Begin

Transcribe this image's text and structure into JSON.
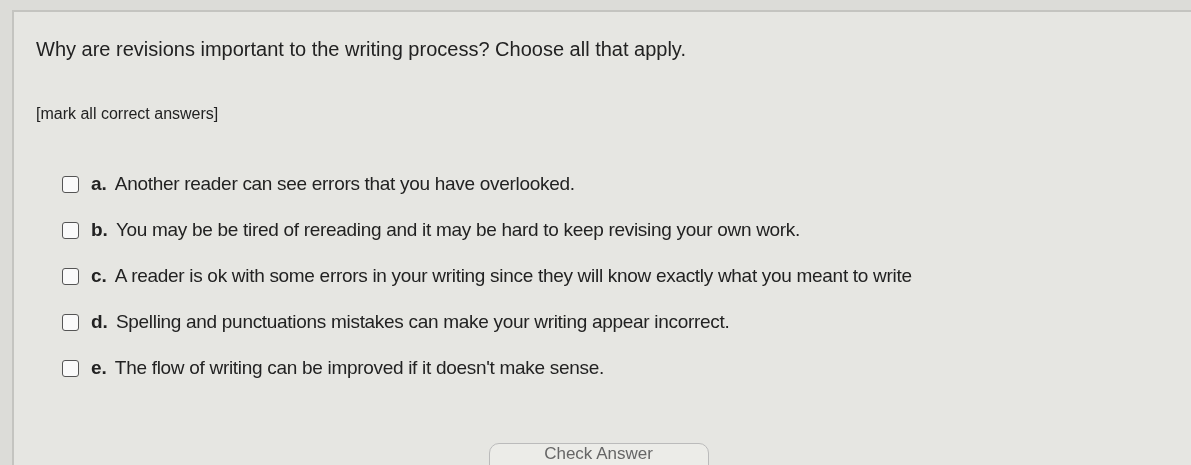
{
  "question": "Why are revisions important to the writing process? Choose all that apply.",
  "instruction": "[mark all correct answers]",
  "options": [
    {
      "letter": "a.",
      "text": "Another reader can see errors that you have overlooked.",
      "checked": false
    },
    {
      "letter": "b.",
      "text": "You may be be tired of rereading and it may be hard to keep revising your own work.",
      "checked": false
    },
    {
      "letter": "c.",
      "text": "A reader is ok with some errors in your writing since they will know exactly what you meant to write",
      "checked": false
    },
    {
      "letter": "d.",
      "text": "Spelling and punctuations mistakes can make your writing appear incorrect.",
      "checked": false
    },
    {
      "letter": "e.",
      "text": "The flow of writing can be improved if it doesn't make sense.",
      "checked": false
    }
  ],
  "check_button": "Check Answer"
}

End

Written problem: Of the lines in this material, state how many hold the string "reader". Write no other words.

Reply: 2